# Forum > Play-by-Post Games > Finding Players (Recruitment) > Recruiting The Treasure Map

## MikelaC1

I dont know how well this will work out,as its going to require players to give up a bit of creative control on their PC, but hopefully we can have some low level, old fashioned dungeon crawl fun. First, a bit of background.
The kingdom of Wilverton was a moderately prosperous kingdom on the edge of the South Enicom wilderness. George II was a well-liked king with fair laws and fair taxes, and the city was peaceful. This changed five years ago when a mysterious Lord Mouton overthrew George and established his own brutal regime with his gang of thugs. Honest people no longer had much chance to get ahead by hard work and decency...in fact, the best way to get ahead was to take up adventuring in the wilderness and get a quick score to be ahead of the game. This game focuses on one such group, a ranger that has come into a treasure map.

Supplied information:
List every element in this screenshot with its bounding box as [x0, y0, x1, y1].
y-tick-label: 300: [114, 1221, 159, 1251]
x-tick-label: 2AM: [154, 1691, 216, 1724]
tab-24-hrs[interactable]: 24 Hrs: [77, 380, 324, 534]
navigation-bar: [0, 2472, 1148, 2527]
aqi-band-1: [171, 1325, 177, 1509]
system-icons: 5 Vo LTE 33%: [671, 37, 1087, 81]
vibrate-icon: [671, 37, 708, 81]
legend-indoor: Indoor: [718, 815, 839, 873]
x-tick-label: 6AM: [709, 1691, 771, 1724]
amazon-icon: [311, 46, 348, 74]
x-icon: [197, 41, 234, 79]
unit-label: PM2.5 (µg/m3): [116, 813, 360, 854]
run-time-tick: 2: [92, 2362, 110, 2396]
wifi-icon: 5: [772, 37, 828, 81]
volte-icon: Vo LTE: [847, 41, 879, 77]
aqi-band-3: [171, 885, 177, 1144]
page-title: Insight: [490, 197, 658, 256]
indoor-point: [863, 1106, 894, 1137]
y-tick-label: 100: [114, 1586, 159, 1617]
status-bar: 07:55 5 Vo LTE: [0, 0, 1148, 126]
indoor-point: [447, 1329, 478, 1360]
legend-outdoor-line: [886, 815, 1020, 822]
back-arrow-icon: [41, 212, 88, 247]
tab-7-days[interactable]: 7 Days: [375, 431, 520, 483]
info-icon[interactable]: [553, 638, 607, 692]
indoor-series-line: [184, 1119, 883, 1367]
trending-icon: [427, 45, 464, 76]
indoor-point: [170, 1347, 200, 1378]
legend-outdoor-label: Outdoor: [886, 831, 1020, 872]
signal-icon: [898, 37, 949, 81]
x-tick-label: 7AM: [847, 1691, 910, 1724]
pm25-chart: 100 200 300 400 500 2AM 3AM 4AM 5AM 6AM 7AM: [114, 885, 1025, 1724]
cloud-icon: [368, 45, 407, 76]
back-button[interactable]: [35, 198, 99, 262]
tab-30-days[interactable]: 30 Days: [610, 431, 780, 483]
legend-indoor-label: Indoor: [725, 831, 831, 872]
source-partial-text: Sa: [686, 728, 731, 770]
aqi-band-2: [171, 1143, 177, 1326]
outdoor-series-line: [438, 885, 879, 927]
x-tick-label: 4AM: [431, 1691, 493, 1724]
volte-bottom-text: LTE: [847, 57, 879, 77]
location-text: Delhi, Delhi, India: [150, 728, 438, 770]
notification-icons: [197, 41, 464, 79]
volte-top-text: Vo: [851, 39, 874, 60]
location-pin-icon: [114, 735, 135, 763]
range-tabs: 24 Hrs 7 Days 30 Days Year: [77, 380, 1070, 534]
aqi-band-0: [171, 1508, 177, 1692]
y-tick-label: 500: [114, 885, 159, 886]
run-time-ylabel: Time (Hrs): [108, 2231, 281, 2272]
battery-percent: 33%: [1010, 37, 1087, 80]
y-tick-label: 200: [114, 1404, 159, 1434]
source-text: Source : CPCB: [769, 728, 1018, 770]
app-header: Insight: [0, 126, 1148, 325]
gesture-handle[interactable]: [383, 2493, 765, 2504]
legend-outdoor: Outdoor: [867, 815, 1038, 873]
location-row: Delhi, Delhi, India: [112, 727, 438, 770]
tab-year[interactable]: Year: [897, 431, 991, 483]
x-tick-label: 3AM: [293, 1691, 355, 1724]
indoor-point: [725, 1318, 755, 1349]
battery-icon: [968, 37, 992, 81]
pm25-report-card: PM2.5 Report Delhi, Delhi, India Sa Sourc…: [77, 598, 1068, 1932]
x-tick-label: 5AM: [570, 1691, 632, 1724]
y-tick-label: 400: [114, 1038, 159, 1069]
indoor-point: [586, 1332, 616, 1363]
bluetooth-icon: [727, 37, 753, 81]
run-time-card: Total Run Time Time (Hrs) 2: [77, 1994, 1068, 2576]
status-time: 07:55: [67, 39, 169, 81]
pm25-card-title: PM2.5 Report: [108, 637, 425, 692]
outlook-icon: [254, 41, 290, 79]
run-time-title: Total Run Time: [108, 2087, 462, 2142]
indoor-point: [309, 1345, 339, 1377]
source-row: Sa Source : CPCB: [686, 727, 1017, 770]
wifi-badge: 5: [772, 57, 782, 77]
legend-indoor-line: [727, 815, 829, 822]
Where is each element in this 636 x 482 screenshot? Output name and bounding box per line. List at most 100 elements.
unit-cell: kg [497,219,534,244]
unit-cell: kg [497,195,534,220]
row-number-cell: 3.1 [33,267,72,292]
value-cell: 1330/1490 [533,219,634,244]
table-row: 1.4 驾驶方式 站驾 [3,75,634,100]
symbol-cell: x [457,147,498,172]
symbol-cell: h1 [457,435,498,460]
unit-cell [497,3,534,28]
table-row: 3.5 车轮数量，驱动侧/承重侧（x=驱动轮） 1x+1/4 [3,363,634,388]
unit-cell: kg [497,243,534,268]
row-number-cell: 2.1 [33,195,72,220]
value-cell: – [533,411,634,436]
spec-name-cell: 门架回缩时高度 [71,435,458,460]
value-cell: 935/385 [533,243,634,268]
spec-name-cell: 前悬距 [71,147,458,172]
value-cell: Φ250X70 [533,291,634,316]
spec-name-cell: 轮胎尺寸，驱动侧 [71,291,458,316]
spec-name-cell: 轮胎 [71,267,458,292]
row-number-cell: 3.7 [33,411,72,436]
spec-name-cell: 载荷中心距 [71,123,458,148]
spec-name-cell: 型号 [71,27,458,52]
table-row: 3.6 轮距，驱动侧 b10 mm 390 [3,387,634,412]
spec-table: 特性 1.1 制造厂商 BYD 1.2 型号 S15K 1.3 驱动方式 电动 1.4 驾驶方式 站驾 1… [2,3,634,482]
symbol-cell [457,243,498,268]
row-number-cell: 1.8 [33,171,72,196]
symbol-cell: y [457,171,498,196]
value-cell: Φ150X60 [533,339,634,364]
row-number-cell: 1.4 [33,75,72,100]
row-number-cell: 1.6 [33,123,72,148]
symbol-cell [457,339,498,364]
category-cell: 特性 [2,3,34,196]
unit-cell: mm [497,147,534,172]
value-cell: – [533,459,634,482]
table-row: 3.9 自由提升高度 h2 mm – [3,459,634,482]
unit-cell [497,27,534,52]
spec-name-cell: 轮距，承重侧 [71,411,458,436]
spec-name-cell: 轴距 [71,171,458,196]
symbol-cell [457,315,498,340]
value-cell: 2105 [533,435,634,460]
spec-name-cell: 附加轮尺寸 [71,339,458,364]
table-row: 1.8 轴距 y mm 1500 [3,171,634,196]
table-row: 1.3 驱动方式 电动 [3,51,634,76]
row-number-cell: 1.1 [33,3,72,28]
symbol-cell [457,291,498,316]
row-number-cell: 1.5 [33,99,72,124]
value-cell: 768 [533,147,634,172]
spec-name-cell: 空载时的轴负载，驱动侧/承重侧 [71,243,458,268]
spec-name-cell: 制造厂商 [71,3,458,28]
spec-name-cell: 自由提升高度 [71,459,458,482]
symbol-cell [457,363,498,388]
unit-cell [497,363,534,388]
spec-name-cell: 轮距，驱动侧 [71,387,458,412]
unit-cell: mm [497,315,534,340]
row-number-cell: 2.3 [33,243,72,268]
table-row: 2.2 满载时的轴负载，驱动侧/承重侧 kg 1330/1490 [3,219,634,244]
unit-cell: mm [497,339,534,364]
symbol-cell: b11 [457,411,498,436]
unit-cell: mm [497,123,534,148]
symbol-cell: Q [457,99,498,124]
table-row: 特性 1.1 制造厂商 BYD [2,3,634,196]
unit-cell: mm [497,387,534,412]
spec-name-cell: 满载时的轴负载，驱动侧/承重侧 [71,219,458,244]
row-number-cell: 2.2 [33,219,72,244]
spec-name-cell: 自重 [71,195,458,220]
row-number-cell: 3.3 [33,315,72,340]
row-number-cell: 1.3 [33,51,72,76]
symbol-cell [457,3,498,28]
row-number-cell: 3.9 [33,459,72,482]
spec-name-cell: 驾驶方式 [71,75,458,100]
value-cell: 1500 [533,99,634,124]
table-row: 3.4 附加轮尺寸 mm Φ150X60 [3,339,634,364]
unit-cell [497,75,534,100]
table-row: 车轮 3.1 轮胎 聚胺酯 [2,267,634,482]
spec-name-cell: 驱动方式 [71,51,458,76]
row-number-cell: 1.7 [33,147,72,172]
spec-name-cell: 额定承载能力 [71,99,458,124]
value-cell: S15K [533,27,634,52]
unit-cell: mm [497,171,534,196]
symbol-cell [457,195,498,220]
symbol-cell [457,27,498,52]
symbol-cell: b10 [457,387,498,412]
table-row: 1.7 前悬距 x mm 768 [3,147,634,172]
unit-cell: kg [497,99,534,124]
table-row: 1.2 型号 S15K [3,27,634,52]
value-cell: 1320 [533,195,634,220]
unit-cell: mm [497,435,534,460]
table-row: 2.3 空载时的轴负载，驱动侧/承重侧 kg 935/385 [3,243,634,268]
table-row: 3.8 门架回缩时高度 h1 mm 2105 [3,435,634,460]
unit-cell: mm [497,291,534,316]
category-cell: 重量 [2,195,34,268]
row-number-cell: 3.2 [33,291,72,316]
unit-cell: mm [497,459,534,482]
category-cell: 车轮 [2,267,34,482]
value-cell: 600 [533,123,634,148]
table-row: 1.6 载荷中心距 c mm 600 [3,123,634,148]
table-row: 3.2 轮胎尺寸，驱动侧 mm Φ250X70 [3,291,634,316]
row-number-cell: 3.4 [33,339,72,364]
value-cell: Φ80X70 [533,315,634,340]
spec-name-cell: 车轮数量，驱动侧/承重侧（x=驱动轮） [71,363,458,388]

Requirements:
Reproduce the forum recruitment post for The Treasure Map word for word, from its header line through its final sentence.

Reply:
# Forum > Play-by-Post Games > Finding Players (Recruitment) > Recruiting The Treasure Map

## MikelaC1

I dont know how well this will work out,as its going to require players to give up a bit of creative control on their PC, but hopefully we can have some low level, old fashioned dungeon crawl fun. First, a bit of background.
The kingdom of Wilverton was a moderately prosperous kingdom on the edge of the South Enicom wilderness. George II was a well-liked king with fair laws and fair taxes, and the city was peaceful. This changed five years ago when a mysterious Lord Mouton overthrew George and established his own brutal regime with his gang of thugs. Honest people no longer had much chance to get ahead by hard work and decency...in fact, the best way to get ahead was to take up adventuring in the wilderness and get a quick score to be ahead of the game. This game focuses on one such group, a ranger that has come into a treasure map.